• THE TASK: Read the records below. Copy each line where the string "this" occurs.
## Start
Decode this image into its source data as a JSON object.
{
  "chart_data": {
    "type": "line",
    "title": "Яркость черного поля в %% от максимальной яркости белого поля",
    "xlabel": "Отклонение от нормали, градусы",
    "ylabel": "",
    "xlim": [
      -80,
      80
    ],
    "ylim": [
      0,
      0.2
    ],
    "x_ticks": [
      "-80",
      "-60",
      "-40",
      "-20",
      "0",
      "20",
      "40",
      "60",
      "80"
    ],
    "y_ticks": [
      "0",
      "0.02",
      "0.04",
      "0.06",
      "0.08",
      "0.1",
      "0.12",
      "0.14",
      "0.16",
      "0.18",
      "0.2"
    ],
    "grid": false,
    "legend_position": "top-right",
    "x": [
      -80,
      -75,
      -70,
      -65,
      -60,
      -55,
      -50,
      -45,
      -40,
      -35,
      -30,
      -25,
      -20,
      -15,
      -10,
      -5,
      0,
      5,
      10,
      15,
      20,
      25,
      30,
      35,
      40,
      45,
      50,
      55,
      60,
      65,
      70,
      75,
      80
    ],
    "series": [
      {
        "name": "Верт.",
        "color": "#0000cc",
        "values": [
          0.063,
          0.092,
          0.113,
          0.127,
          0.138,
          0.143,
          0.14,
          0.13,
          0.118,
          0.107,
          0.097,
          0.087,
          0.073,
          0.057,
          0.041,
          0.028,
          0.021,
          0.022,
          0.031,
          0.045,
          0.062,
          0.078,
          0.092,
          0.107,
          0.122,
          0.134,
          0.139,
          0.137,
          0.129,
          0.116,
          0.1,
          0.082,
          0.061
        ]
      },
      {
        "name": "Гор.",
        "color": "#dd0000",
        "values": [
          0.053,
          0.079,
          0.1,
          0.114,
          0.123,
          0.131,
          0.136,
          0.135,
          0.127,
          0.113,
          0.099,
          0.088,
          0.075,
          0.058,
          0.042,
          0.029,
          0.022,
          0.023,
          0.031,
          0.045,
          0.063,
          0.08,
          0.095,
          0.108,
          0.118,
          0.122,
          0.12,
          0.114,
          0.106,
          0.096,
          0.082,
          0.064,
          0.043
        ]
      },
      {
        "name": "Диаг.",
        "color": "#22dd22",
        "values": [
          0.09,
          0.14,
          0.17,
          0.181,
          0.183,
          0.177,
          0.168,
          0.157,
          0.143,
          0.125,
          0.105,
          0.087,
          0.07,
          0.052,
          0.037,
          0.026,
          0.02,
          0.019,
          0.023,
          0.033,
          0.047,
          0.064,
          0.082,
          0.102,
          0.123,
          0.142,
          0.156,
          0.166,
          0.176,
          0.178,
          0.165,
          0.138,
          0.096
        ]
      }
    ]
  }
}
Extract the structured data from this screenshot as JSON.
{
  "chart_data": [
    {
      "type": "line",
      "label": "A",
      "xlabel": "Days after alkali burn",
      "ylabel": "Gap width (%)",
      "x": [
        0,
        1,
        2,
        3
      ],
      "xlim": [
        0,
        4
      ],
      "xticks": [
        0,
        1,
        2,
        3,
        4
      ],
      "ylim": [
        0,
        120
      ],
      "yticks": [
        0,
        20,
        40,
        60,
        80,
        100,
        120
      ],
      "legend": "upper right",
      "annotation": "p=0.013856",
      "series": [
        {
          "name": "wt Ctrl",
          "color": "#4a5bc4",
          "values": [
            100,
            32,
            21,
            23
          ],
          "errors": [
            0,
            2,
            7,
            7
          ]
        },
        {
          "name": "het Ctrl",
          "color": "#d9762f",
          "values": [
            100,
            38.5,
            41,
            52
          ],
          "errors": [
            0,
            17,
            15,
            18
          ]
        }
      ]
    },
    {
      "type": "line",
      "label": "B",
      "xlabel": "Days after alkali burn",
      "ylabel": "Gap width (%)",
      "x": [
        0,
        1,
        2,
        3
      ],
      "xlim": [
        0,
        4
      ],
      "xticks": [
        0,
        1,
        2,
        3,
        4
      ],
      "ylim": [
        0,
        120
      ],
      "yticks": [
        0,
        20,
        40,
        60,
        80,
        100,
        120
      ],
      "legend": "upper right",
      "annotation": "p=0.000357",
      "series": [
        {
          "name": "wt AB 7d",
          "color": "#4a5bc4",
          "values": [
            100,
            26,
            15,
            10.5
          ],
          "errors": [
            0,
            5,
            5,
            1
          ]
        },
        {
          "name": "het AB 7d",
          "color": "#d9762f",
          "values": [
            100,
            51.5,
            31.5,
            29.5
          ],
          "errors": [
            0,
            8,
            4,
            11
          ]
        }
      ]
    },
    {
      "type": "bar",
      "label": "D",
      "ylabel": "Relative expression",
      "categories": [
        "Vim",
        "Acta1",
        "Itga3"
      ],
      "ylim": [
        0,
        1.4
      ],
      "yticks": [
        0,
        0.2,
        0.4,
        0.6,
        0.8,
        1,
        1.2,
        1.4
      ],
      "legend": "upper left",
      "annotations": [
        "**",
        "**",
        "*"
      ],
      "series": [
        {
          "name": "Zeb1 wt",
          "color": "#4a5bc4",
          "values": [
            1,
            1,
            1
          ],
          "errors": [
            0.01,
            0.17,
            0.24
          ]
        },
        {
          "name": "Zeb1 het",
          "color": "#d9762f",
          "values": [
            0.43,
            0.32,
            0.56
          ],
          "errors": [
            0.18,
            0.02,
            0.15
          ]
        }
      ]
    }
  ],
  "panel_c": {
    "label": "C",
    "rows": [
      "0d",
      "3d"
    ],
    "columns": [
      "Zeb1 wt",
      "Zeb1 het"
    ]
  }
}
## End
• COMPLETE OUTPUT:
Decode this image into its source data as a JSON object.
Extract the structured data from this screenshot as JSON.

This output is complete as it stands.